Your task is to write out the lines from the line containing "What data populates" through the last line of the material, exactly.

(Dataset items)
((
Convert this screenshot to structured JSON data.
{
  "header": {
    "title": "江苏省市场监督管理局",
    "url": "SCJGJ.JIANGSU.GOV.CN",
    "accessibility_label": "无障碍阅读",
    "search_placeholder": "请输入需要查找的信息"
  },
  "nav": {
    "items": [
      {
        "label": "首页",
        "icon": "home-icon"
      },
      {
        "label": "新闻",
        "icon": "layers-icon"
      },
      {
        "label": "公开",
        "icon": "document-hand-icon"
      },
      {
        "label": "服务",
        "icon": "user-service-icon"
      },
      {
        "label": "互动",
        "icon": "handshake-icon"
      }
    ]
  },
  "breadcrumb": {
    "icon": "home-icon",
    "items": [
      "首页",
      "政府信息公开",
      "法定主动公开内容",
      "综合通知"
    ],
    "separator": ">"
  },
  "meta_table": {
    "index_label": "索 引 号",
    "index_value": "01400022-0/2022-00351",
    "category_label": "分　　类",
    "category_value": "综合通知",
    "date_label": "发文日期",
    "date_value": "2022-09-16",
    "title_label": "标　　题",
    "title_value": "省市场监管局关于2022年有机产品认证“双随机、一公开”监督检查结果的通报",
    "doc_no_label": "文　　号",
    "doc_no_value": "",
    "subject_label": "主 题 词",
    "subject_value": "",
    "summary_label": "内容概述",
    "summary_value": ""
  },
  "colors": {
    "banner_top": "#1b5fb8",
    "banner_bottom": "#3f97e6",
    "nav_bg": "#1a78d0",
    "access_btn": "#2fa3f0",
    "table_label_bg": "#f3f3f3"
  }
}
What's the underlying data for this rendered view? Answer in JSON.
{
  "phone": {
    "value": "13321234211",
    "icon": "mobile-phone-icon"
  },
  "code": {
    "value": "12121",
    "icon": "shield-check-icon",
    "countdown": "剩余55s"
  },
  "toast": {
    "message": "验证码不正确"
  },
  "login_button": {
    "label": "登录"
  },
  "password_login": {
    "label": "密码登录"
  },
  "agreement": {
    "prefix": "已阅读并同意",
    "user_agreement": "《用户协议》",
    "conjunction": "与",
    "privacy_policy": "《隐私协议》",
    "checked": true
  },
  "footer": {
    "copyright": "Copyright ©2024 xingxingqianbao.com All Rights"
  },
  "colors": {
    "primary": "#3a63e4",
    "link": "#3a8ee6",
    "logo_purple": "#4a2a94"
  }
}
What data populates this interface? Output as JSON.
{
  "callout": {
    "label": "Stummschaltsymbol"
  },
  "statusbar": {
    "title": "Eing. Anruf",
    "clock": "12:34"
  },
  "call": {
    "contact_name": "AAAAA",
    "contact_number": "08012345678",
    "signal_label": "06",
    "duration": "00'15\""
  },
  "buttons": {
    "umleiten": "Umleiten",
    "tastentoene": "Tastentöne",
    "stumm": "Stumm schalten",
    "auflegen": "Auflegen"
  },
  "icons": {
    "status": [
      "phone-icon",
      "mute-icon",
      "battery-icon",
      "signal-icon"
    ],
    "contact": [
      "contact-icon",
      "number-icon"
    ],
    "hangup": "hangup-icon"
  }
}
))
## FINISHED EXERCISE
What data populates this interface? Output as JSON.
{
  "callout": {
    "label": "Stummschaltsymbol"
  },
  "statusbar": {
    "title": "Eing. Anruf",
    "clock": "12:34"
  },
  "call": {
    "contact_name": "AAAAA",
    "contact_number": "08012345678",
    "signal_label": "06",
    "duration": "00'15\""
  },
  "buttons": {
    "umleiten": "Umleiten",
    "tastentoene": "Tastentöne",
    "stumm": "Stumm schalten",
    "auflegen": "Auflegen"
  },
  "icons": {
    "status": [
      "phone-icon",
      "mute-icon",
      "battery-icon",
      "signal-icon"
    ],
    "contact": [
      "contact-icon",
      "number-icon"
    ],
    "hangup": "hangup-icon"
  }
}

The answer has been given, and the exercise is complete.